Wherever the word "description" turns up in a line of the entries, copy that line.
■ ■ ■ ■
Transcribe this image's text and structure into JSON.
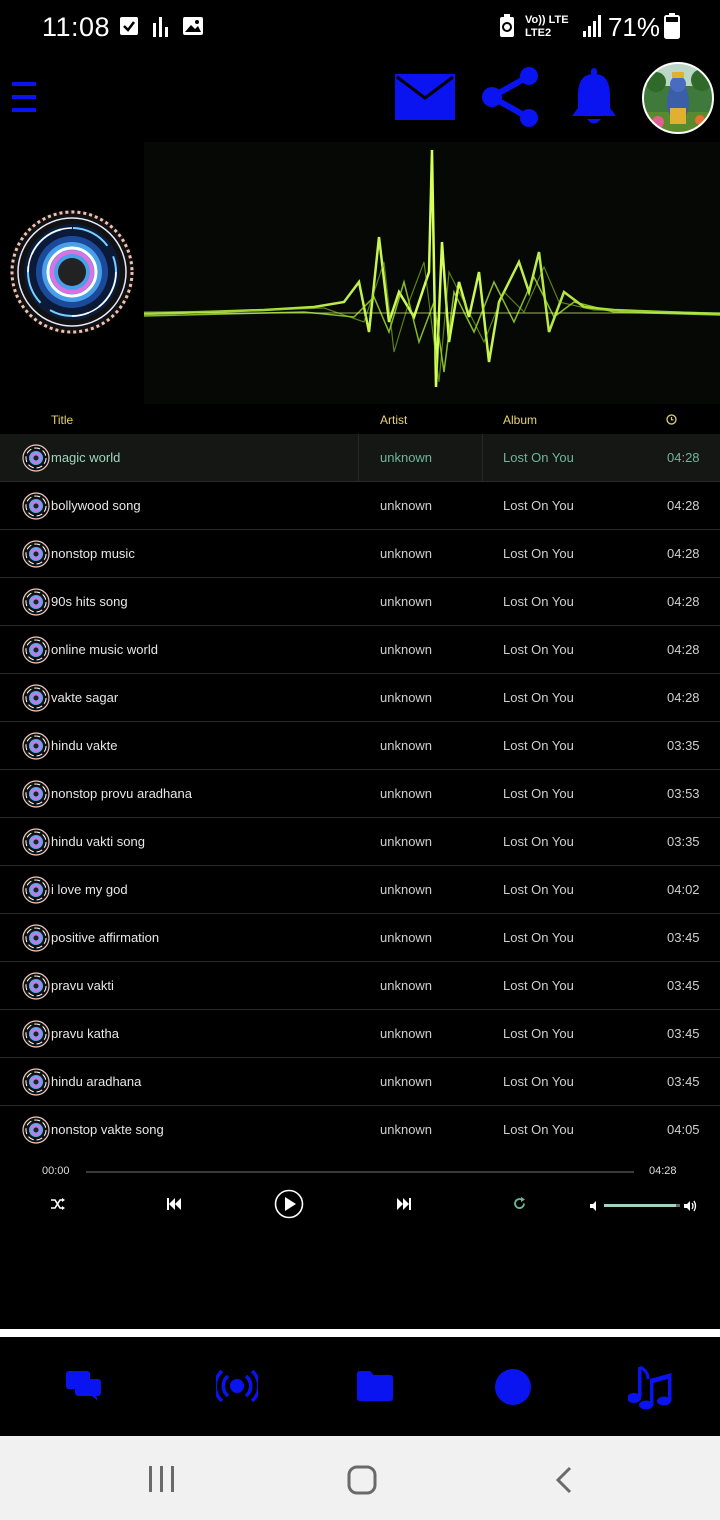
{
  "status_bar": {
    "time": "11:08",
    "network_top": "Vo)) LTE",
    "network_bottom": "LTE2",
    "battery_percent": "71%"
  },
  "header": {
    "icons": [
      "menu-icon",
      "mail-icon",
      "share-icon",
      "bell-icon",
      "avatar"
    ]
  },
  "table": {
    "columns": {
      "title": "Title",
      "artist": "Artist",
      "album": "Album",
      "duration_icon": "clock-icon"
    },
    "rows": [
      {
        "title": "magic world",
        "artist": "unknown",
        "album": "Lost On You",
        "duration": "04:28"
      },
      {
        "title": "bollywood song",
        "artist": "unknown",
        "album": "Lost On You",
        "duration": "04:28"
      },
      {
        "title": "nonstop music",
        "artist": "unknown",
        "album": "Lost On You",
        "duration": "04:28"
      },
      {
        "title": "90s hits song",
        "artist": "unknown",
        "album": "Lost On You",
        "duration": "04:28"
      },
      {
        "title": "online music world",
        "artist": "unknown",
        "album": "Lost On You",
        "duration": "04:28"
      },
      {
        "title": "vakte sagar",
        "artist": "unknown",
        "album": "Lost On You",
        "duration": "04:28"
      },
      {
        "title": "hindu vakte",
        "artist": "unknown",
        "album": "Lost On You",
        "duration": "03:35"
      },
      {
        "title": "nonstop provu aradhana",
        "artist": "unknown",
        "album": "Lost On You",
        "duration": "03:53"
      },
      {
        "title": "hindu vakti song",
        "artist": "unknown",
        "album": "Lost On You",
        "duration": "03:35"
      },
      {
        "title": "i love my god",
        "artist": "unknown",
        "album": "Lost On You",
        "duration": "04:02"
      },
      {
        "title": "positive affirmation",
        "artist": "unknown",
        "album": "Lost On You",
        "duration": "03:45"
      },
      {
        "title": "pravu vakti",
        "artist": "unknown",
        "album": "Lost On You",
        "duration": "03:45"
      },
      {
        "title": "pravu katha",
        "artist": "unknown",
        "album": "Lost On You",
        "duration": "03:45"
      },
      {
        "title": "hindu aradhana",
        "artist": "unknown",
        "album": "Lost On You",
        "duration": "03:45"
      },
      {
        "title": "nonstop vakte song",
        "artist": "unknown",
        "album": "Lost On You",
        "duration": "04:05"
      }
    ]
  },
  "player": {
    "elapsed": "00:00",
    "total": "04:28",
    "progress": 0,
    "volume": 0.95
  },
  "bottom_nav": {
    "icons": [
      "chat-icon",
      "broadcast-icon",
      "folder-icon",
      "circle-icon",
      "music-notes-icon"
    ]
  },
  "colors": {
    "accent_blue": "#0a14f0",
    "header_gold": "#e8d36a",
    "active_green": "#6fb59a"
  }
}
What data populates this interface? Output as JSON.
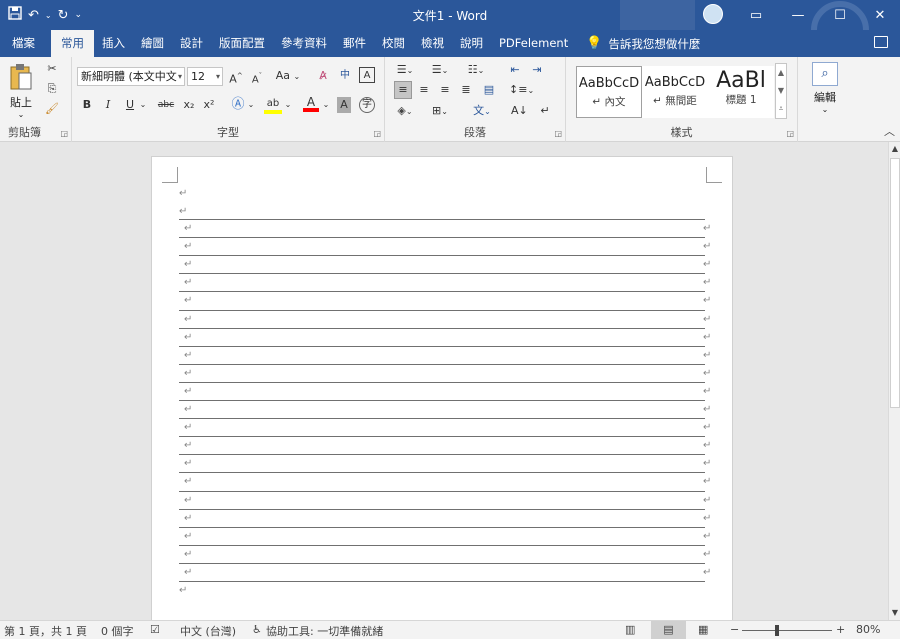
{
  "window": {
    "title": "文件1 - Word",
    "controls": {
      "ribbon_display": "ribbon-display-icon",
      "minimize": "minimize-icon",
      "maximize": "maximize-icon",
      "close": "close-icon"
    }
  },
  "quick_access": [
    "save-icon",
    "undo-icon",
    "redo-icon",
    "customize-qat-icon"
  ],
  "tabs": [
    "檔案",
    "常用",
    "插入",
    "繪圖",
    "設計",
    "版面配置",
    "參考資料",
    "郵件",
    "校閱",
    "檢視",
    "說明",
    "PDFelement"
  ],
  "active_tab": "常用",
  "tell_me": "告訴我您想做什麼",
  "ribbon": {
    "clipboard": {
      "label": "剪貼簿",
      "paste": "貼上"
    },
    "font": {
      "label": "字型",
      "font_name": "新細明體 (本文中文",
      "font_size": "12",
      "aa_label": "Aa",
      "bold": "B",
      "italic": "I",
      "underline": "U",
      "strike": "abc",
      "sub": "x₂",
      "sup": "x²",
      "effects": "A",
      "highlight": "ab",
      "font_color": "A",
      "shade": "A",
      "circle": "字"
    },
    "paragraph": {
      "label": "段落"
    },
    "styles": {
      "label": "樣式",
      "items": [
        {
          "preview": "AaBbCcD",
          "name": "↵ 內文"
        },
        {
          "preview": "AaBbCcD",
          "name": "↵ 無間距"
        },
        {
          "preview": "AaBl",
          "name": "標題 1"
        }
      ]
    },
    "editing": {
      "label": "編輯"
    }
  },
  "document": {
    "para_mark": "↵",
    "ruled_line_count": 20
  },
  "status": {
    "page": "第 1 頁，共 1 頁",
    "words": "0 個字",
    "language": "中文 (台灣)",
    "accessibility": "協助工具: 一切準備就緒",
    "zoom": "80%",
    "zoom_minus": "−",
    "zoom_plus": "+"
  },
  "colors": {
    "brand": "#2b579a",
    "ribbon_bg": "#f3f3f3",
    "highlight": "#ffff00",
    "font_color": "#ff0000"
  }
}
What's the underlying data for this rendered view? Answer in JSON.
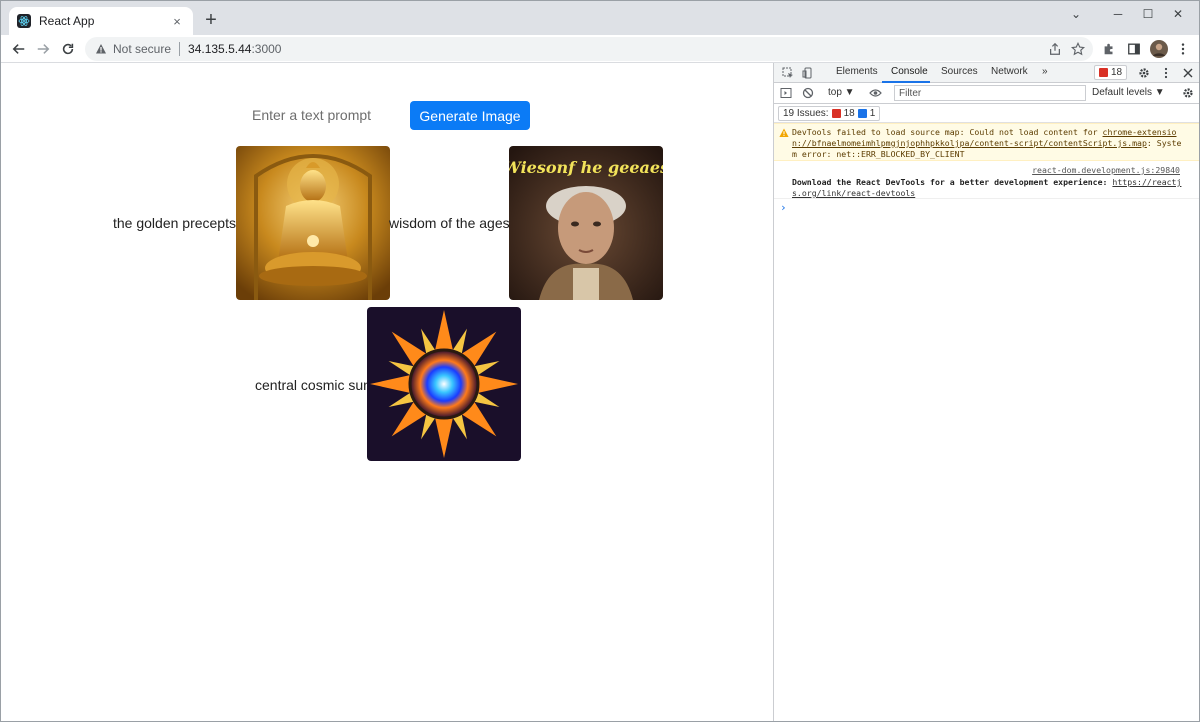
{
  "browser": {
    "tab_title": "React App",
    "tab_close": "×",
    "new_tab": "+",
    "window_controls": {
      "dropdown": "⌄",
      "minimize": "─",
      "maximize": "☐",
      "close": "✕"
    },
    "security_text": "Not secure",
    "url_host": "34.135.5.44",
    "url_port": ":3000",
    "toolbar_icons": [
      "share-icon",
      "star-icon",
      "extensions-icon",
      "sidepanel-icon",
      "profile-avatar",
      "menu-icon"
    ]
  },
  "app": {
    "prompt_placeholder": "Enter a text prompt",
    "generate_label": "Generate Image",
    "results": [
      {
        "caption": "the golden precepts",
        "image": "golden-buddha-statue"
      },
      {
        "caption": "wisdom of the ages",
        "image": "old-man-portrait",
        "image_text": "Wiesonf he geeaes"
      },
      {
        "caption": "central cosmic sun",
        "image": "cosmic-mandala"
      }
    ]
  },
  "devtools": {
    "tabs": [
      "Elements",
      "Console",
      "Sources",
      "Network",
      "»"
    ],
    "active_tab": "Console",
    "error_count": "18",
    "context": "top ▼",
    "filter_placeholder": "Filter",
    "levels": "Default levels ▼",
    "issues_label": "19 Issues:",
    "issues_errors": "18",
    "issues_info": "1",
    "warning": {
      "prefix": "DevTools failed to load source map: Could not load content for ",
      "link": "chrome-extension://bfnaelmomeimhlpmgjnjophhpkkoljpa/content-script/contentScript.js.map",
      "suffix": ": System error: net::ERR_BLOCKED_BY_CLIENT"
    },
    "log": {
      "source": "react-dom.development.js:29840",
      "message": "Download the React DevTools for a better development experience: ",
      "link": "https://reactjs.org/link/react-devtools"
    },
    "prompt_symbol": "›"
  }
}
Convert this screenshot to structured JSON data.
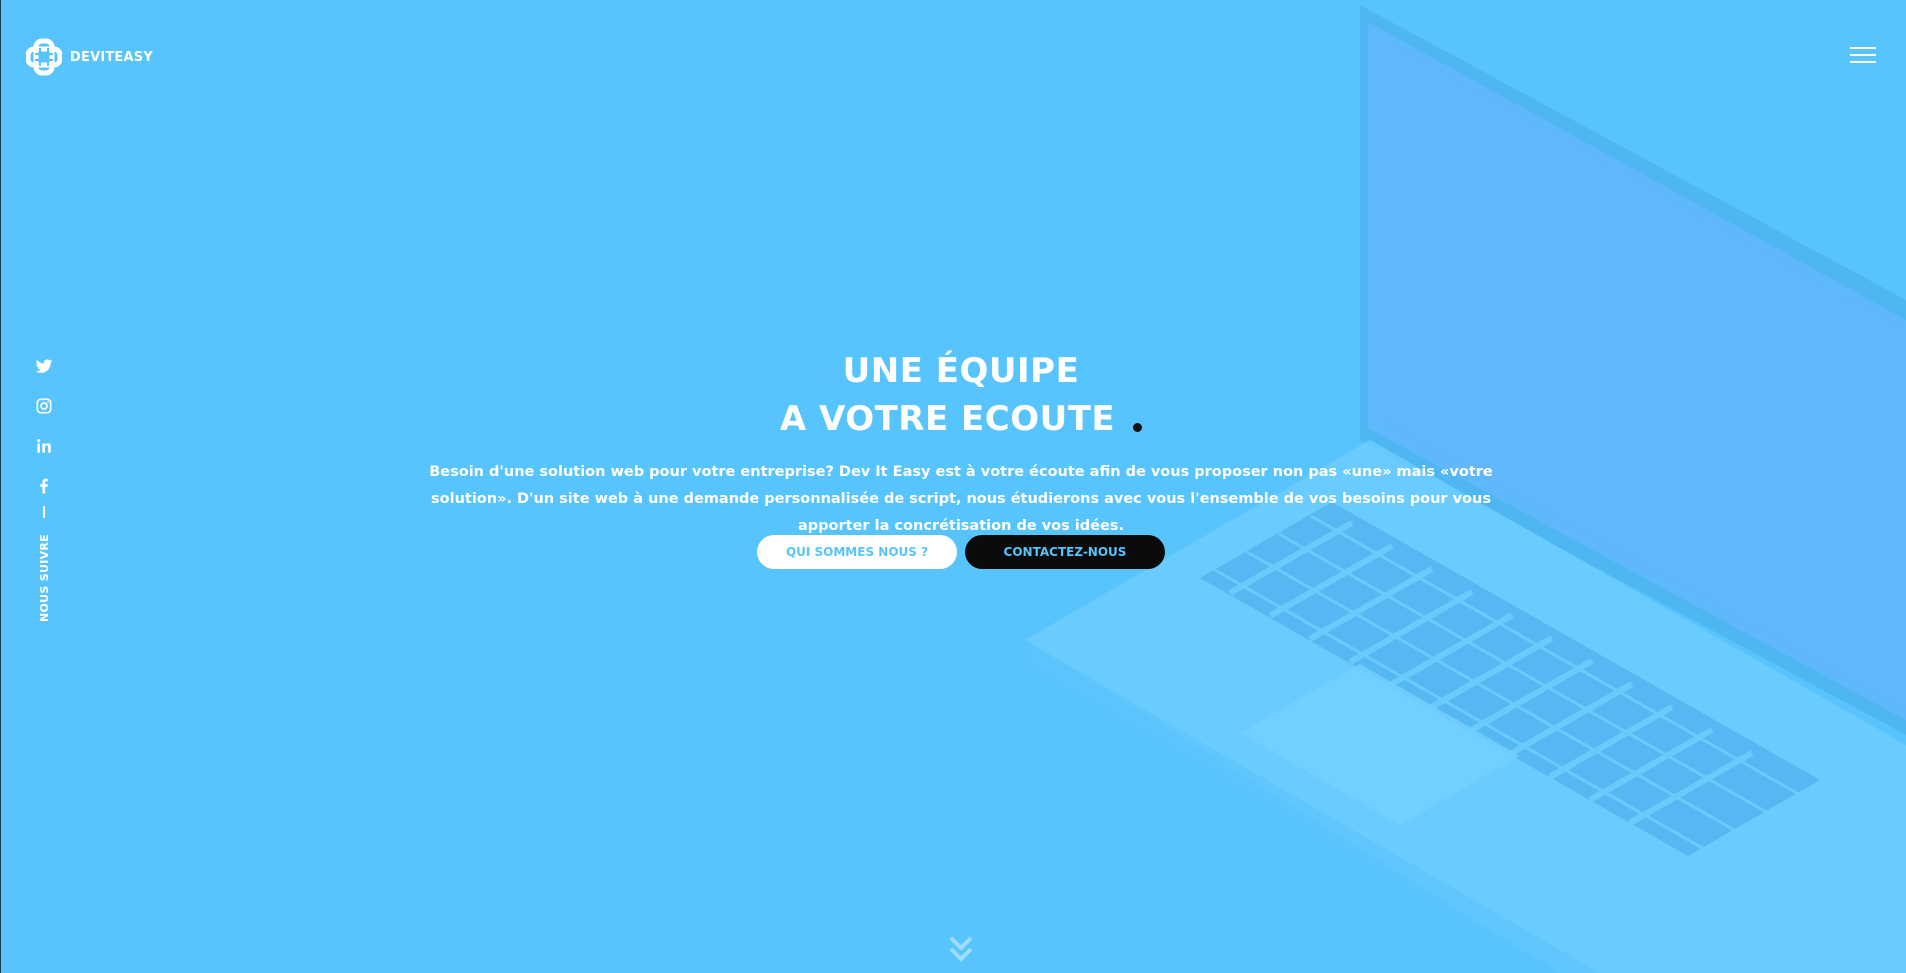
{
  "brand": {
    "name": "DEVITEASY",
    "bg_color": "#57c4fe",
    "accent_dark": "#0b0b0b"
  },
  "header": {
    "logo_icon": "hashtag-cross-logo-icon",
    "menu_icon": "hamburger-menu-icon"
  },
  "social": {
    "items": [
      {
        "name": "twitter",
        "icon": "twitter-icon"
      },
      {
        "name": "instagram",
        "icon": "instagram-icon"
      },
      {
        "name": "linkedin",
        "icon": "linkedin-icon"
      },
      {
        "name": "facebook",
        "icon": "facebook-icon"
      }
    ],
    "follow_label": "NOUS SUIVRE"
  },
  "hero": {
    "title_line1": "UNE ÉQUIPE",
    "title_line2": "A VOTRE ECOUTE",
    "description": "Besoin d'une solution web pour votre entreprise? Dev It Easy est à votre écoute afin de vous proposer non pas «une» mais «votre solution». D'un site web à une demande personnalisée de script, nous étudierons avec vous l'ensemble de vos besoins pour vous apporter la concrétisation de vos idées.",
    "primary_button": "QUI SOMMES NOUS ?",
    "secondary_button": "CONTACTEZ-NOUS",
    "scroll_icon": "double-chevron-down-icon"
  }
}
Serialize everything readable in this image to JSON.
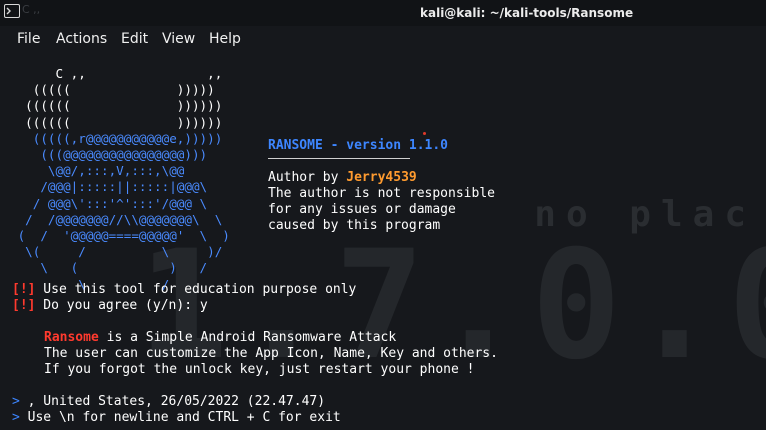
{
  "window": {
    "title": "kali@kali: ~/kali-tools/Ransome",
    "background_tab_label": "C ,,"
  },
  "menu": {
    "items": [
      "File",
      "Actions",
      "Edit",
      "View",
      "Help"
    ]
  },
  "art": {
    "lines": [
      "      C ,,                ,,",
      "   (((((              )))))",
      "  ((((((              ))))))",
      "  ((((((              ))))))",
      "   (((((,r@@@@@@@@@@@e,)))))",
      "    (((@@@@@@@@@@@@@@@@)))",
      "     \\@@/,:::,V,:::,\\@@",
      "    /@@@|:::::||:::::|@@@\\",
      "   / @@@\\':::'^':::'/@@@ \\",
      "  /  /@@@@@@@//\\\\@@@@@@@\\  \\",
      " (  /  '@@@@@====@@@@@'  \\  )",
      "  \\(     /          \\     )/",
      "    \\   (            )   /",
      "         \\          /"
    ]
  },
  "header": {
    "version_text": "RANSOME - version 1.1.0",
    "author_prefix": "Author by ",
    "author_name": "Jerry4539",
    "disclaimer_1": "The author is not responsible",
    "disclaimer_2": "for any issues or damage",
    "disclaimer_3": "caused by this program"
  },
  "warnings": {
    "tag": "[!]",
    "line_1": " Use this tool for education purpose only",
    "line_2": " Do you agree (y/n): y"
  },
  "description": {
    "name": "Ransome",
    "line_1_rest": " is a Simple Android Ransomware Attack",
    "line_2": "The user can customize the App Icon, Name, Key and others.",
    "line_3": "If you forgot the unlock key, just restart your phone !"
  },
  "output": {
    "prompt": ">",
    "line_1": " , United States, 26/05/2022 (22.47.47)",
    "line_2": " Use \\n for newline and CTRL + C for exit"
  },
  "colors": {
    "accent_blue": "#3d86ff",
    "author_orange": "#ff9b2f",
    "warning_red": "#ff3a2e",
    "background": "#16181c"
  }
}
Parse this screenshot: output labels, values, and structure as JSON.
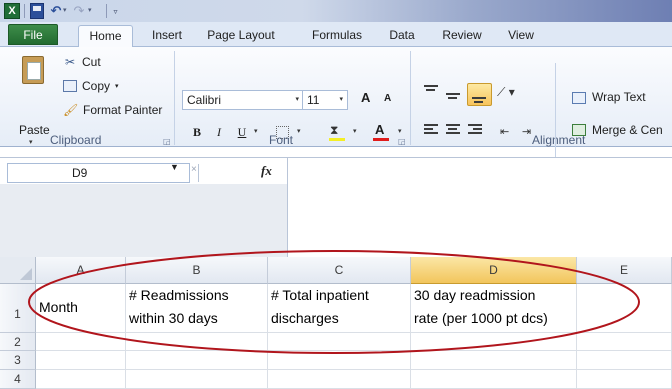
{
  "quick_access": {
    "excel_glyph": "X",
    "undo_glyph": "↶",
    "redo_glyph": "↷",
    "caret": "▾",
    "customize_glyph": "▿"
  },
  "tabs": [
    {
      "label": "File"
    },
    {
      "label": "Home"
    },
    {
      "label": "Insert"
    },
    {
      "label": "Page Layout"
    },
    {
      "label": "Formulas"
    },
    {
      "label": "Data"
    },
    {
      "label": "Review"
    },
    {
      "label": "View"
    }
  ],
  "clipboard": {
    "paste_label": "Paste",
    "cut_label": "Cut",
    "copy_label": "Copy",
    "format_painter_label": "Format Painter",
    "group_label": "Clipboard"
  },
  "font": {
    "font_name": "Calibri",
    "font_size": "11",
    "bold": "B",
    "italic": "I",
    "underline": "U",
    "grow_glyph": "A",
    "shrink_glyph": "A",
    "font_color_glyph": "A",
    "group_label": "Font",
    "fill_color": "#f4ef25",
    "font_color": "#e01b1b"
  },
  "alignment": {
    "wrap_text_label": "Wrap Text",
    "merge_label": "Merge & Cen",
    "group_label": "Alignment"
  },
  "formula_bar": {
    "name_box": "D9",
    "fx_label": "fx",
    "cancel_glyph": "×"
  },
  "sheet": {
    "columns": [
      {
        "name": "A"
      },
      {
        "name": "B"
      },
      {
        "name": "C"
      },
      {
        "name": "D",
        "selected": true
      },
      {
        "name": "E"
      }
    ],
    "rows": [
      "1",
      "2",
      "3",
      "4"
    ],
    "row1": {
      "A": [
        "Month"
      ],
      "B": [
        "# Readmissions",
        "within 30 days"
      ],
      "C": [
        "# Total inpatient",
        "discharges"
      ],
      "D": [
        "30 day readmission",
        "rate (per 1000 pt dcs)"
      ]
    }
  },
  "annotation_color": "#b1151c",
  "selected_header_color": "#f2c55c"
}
■ ■ ■ ■
--- Response ---
    "description": "Besoin d'une solution web pour votre entreprise? Dev It Easy est à votre écoute afin de vous proposer non pas «une» mais «votre solution». D'un site web à une demande personnalisée de script, nous étudierons avec vous l'ensemble de vos besoins pour vous apporter la concrétisation de vos idées.",
  "description": {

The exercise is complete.